Recorded data: Begin

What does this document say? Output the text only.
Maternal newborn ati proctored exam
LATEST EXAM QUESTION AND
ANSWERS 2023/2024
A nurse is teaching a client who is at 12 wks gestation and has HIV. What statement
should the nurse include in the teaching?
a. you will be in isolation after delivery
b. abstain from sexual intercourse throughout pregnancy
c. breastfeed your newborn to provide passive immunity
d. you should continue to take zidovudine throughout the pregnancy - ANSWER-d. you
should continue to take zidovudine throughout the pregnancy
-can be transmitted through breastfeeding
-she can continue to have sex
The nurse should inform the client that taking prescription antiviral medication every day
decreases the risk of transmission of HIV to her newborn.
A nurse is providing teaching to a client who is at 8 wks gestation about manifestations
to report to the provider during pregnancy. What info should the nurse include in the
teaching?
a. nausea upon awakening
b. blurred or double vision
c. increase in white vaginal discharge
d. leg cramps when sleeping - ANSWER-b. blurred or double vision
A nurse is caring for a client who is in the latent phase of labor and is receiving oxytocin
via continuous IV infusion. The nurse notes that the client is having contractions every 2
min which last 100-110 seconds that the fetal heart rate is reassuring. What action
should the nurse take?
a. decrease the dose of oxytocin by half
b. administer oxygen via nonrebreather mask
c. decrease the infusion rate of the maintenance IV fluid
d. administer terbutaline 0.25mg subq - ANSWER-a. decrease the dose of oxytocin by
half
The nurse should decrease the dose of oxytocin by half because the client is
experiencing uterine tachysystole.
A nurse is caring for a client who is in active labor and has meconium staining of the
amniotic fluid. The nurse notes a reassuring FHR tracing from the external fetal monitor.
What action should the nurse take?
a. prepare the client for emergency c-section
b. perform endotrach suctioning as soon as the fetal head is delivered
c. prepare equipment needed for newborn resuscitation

Recorded data: End

--- Assigned task ---
Nothing is to be left out; every record above must be repeated exactly.

--- Answer space ---
What does this document say? Output the text only.
Maternal newborn ati proctored exam
LATEST EXAM QUESTION AND
ANSWERS 2023/2024
A nurse is teaching a client who is at 12 wks gestation and has HIV. What statement
should the nurse include in the teaching?
a. you will be in isolation after delivery
b. abstain from sexual intercourse throughout pregnancy
c. breastfeed your newborn to provide passive immunity
d. you should continue to take zidovudine throughout the pregnancy - ANSWER-d. you
should continue to take zidovudine throughout the pregnancy
-can be transmitted through breastfeeding
-she can continue to have sex
The nurse should inform the client that taking prescription antiviral medication every day
decreases the risk of transmission of HIV to her newborn.
A nurse is providing teaching to a client who is at 8 wks gestation about manifestations
to report to the provider during pregnancy. What info should the nurse include in the
teaching?
a. nausea upon awakening
b. blurred or double vision
c. increase in white vaginal discharge
d. leg cramps when sleeping - ANSWER-b. blurred or double vision
A nurse is caring for a client who is in the latent phase of labor and is receiving oxytocin
via continuous IV infusion. The nurse notes that the client is having contractions every 2
min which last 100-110 seconds that the fetal heart rate is reassuring. What action
should the nurse take?
a. decrease the dose of oxytocin by half
b. administer oxygen via nonrebreather mask
c. decrease the infusion rate of the maintenance IV fluid
d. administer terbutaline 0.25mg subq - ANSWER-a. decrease the dose of oxytocin by
half
The nurse should decrease the dose of oxytocin by half because the client is
experiencing uterine tachysystole.
A nurse is caring for a client who is in active labor and has meconium staining of the
amniotic fluid. The nurse notes a reassuring FHR tracing from the external fetal monitor.
What action should the nurse take?
a. prepare the client for emergency c-section
b. perform endotrach suctioning as soon as the fetal head is delivered
c. prepare equipment needed for newborn resuscitation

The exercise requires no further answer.